## GIVEN TASK
Write down each entry again, exactly as it reads.

* BEGIN RECORDS TO PROCESS *

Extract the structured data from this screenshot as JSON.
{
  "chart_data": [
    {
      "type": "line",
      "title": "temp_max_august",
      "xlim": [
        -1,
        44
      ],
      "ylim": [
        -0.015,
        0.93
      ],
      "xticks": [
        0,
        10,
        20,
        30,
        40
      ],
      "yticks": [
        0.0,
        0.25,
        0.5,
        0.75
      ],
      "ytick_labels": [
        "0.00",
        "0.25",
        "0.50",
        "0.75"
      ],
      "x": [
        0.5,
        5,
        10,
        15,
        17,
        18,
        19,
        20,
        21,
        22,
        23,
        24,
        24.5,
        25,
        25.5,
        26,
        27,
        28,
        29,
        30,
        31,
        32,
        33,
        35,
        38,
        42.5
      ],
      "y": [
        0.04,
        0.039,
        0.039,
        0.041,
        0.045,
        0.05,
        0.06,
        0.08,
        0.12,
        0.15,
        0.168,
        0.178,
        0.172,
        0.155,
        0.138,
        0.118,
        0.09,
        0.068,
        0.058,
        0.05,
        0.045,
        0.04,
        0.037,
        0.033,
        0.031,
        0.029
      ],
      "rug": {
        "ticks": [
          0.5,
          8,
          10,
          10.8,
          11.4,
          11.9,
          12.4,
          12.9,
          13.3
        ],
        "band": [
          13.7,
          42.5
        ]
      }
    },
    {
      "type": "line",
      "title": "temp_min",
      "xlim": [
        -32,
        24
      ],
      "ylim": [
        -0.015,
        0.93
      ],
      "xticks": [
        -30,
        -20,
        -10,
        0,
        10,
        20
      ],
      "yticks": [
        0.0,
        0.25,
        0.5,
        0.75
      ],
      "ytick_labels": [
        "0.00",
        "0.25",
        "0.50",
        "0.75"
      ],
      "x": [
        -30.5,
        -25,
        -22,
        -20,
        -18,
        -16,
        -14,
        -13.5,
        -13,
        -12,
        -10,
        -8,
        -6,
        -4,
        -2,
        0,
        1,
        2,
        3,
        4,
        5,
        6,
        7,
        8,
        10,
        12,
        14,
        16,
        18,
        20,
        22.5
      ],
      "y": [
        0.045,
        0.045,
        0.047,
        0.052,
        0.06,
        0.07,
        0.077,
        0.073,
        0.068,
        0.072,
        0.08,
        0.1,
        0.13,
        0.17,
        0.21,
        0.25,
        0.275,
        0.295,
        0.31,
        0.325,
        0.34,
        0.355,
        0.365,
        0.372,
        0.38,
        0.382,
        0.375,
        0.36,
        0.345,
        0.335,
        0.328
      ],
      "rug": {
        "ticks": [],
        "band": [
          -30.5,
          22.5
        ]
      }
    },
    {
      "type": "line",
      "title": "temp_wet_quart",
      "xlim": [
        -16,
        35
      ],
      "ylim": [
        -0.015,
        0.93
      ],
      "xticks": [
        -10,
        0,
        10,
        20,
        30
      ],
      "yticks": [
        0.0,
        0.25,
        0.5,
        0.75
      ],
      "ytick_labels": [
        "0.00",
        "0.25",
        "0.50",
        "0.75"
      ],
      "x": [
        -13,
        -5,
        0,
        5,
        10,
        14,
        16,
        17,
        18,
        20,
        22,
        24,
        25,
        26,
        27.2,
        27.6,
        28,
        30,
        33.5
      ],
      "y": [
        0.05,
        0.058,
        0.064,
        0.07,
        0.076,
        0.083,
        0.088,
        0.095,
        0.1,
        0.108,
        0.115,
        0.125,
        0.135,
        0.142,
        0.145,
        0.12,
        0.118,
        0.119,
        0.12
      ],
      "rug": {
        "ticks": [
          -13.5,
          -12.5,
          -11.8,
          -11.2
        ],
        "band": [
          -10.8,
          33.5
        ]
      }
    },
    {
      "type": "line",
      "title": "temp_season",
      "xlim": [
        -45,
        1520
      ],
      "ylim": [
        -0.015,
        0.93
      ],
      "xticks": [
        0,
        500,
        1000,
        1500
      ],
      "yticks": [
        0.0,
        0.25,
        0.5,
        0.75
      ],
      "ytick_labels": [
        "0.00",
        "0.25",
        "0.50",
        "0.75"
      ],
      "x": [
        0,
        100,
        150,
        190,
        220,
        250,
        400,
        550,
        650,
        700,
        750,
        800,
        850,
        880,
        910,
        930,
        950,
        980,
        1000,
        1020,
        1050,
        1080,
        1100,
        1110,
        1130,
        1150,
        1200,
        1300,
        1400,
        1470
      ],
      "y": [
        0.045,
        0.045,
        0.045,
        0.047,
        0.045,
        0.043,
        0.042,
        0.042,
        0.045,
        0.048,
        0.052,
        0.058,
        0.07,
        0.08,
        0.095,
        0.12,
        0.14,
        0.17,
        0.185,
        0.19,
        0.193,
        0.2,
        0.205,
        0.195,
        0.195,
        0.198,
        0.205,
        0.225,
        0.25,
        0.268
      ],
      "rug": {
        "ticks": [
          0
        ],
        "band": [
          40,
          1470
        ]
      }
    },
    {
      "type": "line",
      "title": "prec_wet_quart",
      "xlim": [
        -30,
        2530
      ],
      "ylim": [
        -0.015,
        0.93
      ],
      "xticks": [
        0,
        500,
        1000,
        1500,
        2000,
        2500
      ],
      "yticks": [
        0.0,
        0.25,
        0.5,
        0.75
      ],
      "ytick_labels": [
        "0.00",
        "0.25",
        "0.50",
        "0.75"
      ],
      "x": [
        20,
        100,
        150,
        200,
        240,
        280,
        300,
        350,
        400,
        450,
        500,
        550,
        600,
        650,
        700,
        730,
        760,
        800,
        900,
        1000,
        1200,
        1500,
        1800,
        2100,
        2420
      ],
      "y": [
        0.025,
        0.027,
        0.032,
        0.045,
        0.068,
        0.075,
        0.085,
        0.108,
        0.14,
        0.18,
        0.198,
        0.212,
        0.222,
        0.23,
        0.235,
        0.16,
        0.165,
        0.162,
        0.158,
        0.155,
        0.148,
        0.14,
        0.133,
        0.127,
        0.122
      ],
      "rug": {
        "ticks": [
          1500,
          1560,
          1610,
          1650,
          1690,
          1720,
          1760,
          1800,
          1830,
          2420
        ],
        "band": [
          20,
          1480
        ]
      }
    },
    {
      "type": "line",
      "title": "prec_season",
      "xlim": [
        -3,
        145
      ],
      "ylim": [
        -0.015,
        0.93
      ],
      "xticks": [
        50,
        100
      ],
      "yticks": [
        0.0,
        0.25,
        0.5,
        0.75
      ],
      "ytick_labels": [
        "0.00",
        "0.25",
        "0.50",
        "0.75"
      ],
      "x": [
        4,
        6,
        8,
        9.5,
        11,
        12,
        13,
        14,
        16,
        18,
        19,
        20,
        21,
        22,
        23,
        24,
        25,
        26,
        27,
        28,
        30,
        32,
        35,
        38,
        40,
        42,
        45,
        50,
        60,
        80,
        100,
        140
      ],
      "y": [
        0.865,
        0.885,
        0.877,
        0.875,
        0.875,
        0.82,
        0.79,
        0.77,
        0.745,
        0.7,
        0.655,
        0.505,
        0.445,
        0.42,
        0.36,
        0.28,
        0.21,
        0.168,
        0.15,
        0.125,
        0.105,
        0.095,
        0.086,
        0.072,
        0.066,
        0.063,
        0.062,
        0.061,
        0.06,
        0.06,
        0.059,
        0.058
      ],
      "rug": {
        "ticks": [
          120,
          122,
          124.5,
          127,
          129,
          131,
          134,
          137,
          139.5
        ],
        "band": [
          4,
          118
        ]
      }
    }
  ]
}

* END RECORDS TO PROCESS *

## SOLUTION TO THIS PROBLEM
Extract the structured data from this screenshot as JSON.
{
  "chart_data": [
    {
      "type": "line",
      "title": "temp_max_august",
      "xlim": [
        -1,
        44
      ],
      "ylim": [
        -0.015,
        0.93
      ],
      "xticks": [
        0,
        10,
        20,
        30,
        40
      ],
      "yticks": [
        0.0,
        0.25,
        0.5,
        0.75
      ],
      "ytick_labels": [
        "0.00",
        "0.25",
        "0.50",
        "0.75"
      ],
      "x": [
        0.5,
        5,
        10,
        15,
        17,
        18,
        19,
        20,
        21,
        22,
        23,
        24,
        24.5,
        25,
        25.5,
        26,
        27,
        28,
        29,
        30,
        31,
        32,
        33,
        35,
        38,
        42.5
      ],
      "y": [
        0.04,
        0.039,
        0.039,
        0.041,
        0.045,
        0.05,
        0.06,
        0.08,
        0.12,
        0.15,
        0.168,
        0.178,
        0.172,
        0.155,
        0.138,
        0.118,
        0.09,
        0.068,
        0.058,
        0.05,
        0.045,
        0.04,
        0.037,
        0.033,
        0.031,
        0.029
      ],
      "rug": {
        "ticks": [
          0.5,
          8,
          10,
          10.8,
          11.4,
          11.9,
          12.4,
          12.9,
          13.3
        ],
        "band": [
          13.7,
          42.5
        ]
      }
    },
    {
      "type": "line",
      "title": "temp_min",
      "xlim": [
        -32,
        24
      ],
      "ylim": [
        -0.015,
        0.93
      ],
      "xticks": [
        -30,
        -20,
        -10,
        0,
        10,
        20
      ],
      "yticks": [
        0.0,
        0.25,
        0.5,
        0.75
      ],
      "ytick_labels": [
        "0.00",
        "0.25",
        "0.50",
        "0.75"
      ],
      "x": [
        -30.5,
        -25,
        -22,
        -20,
        -18,
        -16,
        -14,
        -13.5,
        -13,
        -12,
        -10,
        -8,
        -6,
        -4,
        -2,
        0,
        1,
        2,
        3,
        4,
        5,
        6,
        7,
        8,
        10,
        12,
        14,
        16,
        18,
        20,
        22.5
      ],
      "y": [
        0.045,
        0.045,
        0.047,
        0.052,
        0.06,
        0.07,
        0.077,
        0.073,
        0.068,
        0.072,
        0.08,
        0.1,
        0.13,
        0.17,
        0.21,
        0.25,
        0.275,
        0.295,
        0.31,
        0.325,
        0.34,
        0.355,
        0.365,
        0.372,
        0.38,
        0.382,
        0.375,
        0.36,
        0.345,
        0.335,
        0.328
      ],
      "rug": {
        "ticks": [],
        "band": [
          -30.5,
          22.5
        ]
      }
    },
    {
      "type": "line",
      "title": "temp_wet_quart",
      "xlim": [
        -16,
        35
      ],
      "ylim": [
        -0.015,
        0.93
      ],
      "xticks": [
        -10,
        0,
        10,
        20,
        30
      ],
      "yticks": [
        0.0,
        0.25,
        0.5,
        0.75
      ],
      "ytick_labels": [
        "0.00",
        "0.25",
        "0.50",
        "0.75"
      ],
      "x": [
        -13,
        -5,
        0,
        5,
        10,
        14,
        16,
        17,
        18,
        20,
        22,
        24,
        25,
        26,
        27.2,
        27.6,
        28,
        30,
        33.5
      ],
      "y": [
        0.05,
        0.058,
        0.064,
        0.07,
        0.076,
        0.083,
        0.088,
        0.095,
        0.1,
        0.108,
        0.115,
        0.125,
        0.135,
        0.142,
        0.145,
        0.12,
        0.118,
        0.119,
        0.12
      ],
      "rug": {
        "ticks": [
          -13.5,
          -12.5,
          -11.8,
          -11.2
        ],
        "band": [
          -10.8,
          33.5
        ]
      }
    },
    {
      "type": "line",
      "title": "temp_season",
      "xlim": [
        -45,
        1520
      ],
      "ylim": [
        -0.015,
        0.93
      ],
      "xticks": [
        0,
        500,
        1000,
        1500
      ],
      "yticks": [
        0.0,
        0.25,
        0.5,
        0.75
      ],
      "ytick_labels": [
        "0.00",
        "0.25",
        "0.50",
        "0.75"
      ],
      "x": [
        0,
        100,
        150,
        190,
        220,
        250,
        400,
        550,
        650,
        700,
        750,
        800,
        850,
        880,
        910,
        930,
        950,
        980,
        1000,
        1020,
        1050,
        1080,
        1100,
        1110,
        1130,
        1150,
        1200,
        1300,
        1400,
        1470
      ],
      "y": [
        0.045,
        0.045,
        0.045,
        0.047,
        0.045,
        0.043,
        0.042,
        0.042,
        0.045,
        0.048,
        0.052,
        0.058,
        0.07,
        0.08,
        0.095,
        0.12,
        0.14,
        0.17,
        0.185,
        0.19,
        0.193,
        0.2,
        0.205,
        0.195,
        0.195,
        0.198,
        0.205,
        0.225,
        0.25,
        0.268
      ],
      "rug": {
        "ticks": [
          0
        ],
        "band": [
          40,
          1470
        ]
      }
    },
    {
      "type": "line",
      "title": "prec_wet_quart",
      "xlim": [
        -30,
        2530
      ],
      "ylim": [
        -0.015,
        0.93
      ],
      "xticks": [
        0,
        500,
        1000,
        1500,
        2000,
        2500
      ],
      "yticks": [
        0.0,
        0.25,
        0.5,
        0.75
      ],
      "ytick_labels": [
        "0.00",
        "0.25",
        "0.50",
        "0.75"
      ],
      "x": [
        20,
        100,
        150,
        200,
        240,
        280,
        300,
        350,
        400,
        450,
        500,
        550,
        600,
        650,
        700,
        730,
        760,
        800,
        900,
        1000,
        1200,
        1500,
        1800,
        2100,
        2420
      ],
      "y": [
        0.025,
        0.027,
        0.032,
        0.045,
        0.068,
        0.075,
        0.085,
        0.108,
        0.14,
        0.18,
        0.198,
        0.212,
        0.222,
        0.23,
        0.235,
        0.16,
        0.165,
        0.162,
        0.158,
        0.155,
        0.148,
        0.14,
        0.133,
        0.127,
        0.122
      ],
      "rug": {
        "ticks": [
          1500,
          1560,
          1610,
          1650,
          1690,
          1720,
          1760,
          1800,
          1830,
          2420
        ],
        "band": [
          20,
          1480
        ]
      }
    },
    {
      "type": "line",
      "title": "prec_season",
      "xlim": [
        -3,
        145
      ],
      "ylim": [
        -0.015,
        0.93
      ],
      "xticks": [
        50,
        100
      ],
      "yticks": [
        0.0,
        0.25,
        0.5,
        0.75
      ],
      "ytick_labels": [
        "0.00",
        "0.25",
        "0.50",
        "0.75"
      ],
      "x": [
        4,
        6,
        8,
        9.5,
        11,
        12,
        13,
        14,
        16,
        18,
        19,
        20,
        21,
        22,
        23,
        24,
        25,
        26,
        27,
        28,
        30,
        32,
        35,
        38,
        40,
        42,
        45,
        50,
        60,
        80,
        100,
        140
      ],
      "y": [
        0.865,
        0.885,
        0.877,
        0.875,
        0.875,
        0.82,
        0.79,
        0.77,
        0.745,
        0.7,
        0.655,
        0.505,
        0.445,
        0.42,
        0.36,
        0.28,
        0.21,
        0.168,
        0.15,
        0.125,
        0.105,
        0.095,
        0.086,
        0.072,
        0.066,
        0.063,
        0.062,
        0.061,
        0.06,
        0.06,
        0.059,
        0.058
      ],
      "rug": {
        "ticks": [
          120,
          122,
          124.5,
          127,
          129,
          131,
          134,
          137,
          139.5
        ],
        "band": [
          4,
          118
        ]
      }
    }
  ]
}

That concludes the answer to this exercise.